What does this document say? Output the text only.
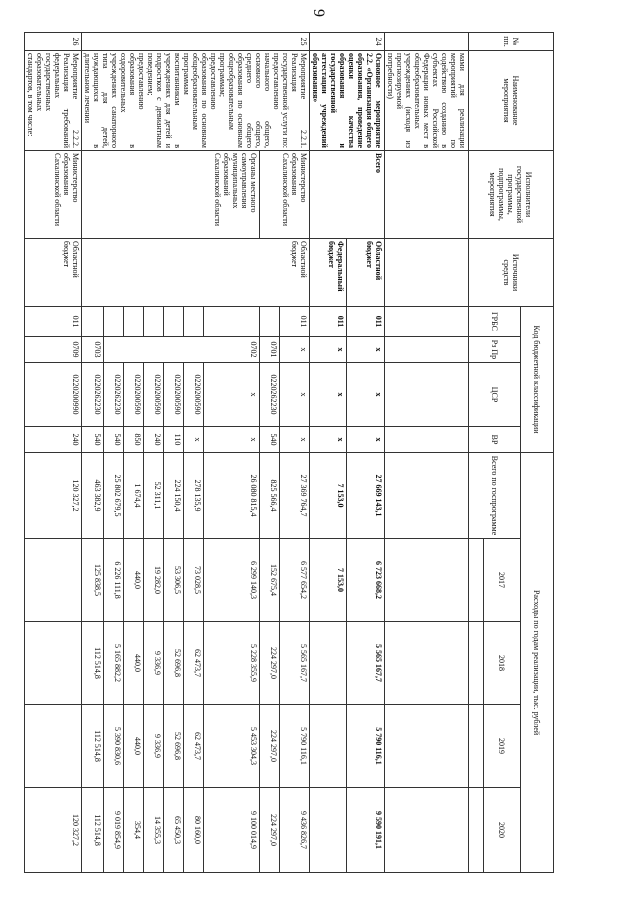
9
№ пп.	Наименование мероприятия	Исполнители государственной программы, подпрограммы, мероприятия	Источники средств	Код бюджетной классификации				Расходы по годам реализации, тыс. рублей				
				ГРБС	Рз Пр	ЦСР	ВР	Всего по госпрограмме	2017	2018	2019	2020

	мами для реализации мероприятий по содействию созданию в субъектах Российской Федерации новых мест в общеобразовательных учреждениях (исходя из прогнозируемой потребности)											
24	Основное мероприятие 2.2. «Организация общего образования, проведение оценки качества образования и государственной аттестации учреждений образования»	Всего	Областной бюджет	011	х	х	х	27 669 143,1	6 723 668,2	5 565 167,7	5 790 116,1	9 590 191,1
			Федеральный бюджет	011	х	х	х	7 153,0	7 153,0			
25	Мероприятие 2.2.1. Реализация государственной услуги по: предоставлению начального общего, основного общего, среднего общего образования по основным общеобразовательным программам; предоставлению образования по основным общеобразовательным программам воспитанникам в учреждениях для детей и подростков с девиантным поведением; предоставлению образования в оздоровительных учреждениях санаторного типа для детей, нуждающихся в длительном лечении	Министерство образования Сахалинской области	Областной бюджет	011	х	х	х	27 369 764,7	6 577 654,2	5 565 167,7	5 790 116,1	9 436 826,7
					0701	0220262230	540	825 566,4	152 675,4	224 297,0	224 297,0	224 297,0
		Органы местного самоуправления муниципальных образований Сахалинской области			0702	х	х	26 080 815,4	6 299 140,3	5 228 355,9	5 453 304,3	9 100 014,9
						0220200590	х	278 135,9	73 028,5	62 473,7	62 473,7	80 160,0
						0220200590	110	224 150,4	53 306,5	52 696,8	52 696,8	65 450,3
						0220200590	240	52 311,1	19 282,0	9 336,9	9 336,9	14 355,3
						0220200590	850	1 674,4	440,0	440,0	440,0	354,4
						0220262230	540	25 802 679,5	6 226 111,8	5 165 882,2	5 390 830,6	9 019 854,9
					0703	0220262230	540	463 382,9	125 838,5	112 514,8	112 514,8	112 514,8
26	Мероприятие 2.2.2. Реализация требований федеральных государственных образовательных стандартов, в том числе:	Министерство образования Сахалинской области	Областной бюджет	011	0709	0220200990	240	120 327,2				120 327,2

───

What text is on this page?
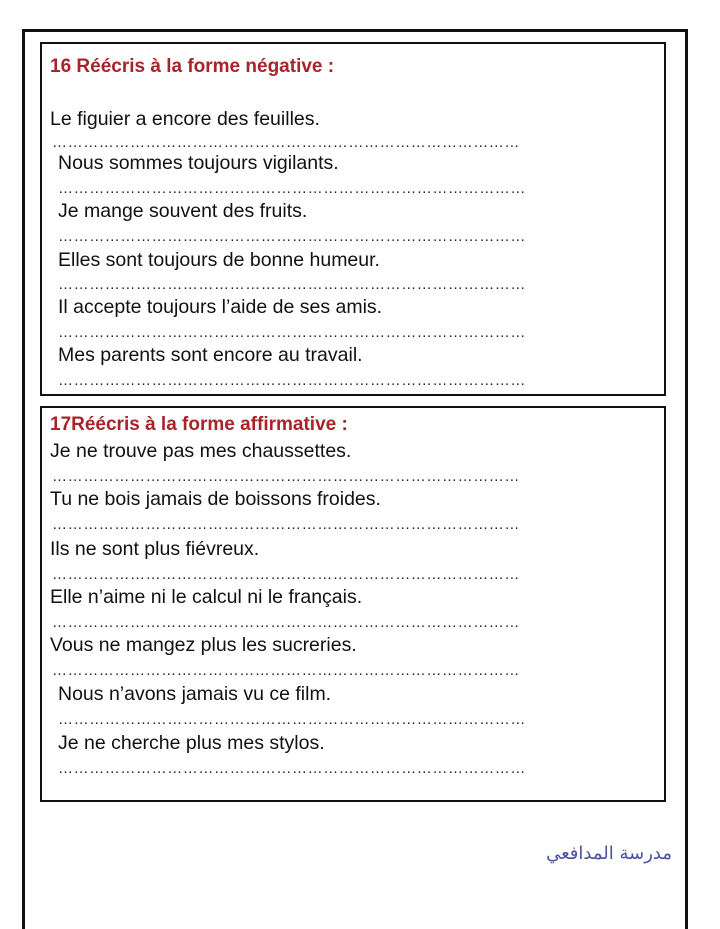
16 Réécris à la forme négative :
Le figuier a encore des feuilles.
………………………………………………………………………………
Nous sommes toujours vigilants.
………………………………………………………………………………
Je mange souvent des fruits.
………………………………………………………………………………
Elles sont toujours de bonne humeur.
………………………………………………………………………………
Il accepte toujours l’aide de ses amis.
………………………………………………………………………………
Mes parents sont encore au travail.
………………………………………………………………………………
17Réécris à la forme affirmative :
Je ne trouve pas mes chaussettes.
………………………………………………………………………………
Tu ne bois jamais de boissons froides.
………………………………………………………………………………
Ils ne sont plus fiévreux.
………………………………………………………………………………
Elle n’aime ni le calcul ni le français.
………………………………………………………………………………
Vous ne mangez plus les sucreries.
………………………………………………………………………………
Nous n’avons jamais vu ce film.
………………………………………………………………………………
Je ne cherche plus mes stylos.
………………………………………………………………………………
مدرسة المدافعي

───

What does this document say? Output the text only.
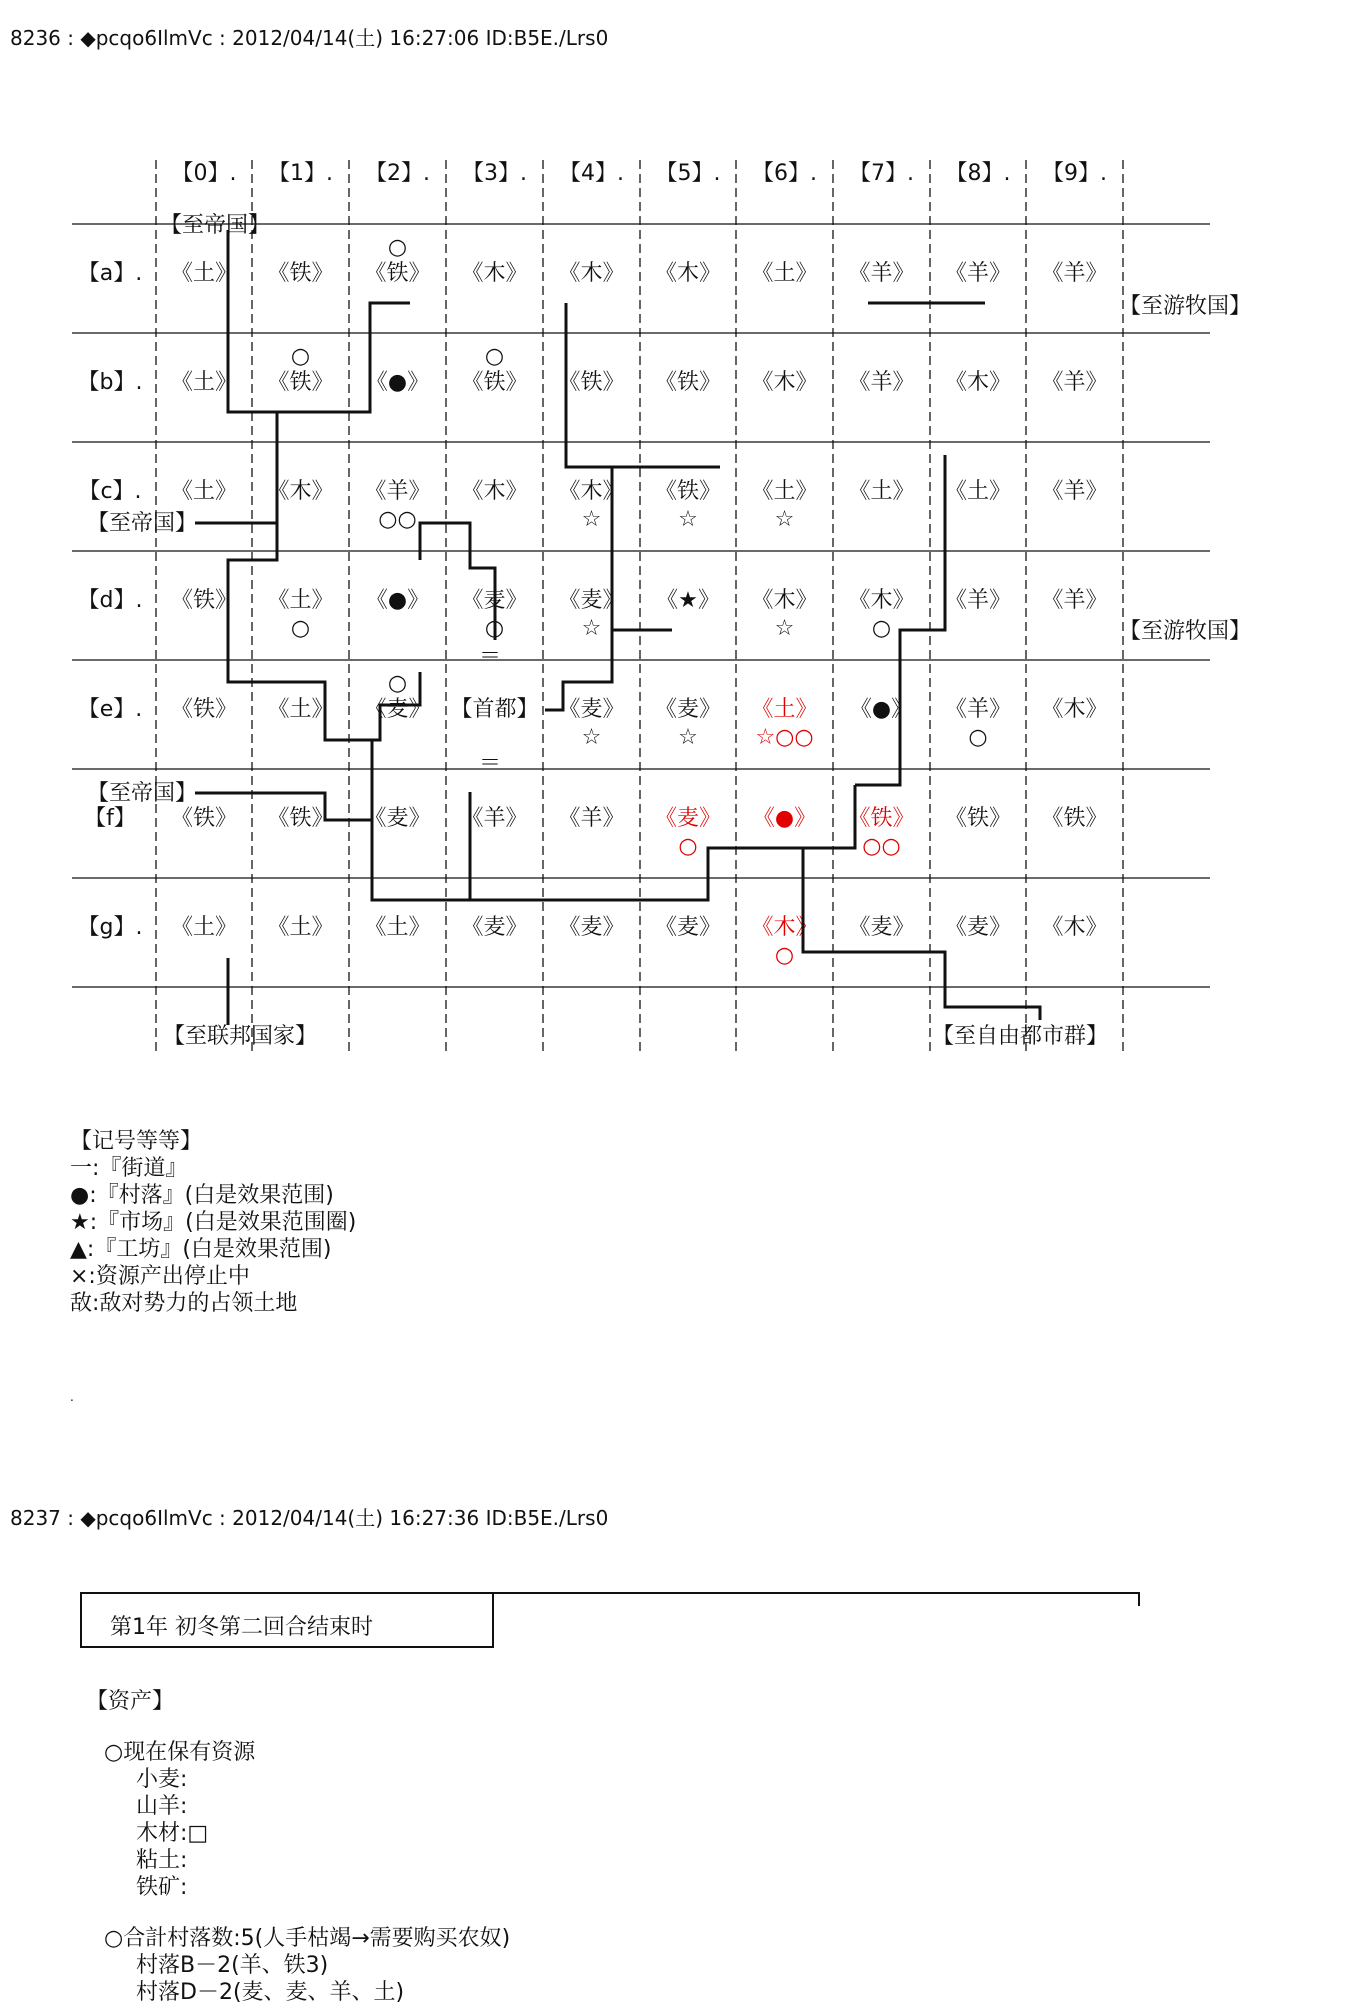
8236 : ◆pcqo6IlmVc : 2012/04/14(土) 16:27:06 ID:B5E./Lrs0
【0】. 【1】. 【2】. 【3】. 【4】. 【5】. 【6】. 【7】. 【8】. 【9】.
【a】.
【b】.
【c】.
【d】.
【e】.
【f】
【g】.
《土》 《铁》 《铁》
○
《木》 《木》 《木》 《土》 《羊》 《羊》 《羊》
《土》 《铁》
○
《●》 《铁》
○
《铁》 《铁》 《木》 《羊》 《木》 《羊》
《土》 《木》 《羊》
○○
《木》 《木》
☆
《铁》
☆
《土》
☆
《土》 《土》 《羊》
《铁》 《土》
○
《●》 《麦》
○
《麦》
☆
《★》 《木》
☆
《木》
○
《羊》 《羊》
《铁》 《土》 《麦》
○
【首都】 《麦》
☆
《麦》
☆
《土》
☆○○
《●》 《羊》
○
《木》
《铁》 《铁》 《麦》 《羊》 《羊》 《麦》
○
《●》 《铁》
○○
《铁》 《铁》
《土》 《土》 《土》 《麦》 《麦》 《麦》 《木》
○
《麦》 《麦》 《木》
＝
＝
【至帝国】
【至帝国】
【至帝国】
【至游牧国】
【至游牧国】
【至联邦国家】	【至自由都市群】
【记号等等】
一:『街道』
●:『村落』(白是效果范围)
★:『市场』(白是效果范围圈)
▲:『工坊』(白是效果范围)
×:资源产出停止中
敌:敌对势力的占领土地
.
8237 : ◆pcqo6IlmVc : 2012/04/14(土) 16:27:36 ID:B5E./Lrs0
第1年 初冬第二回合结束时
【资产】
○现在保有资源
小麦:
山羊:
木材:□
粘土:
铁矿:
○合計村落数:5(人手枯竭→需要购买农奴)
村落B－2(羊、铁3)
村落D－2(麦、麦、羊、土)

───

What to produce: Report each line of the material above where the word "forme" appears.

Task result:
16 Réécris à la forme négative :
17Réécris à la forme affirmative :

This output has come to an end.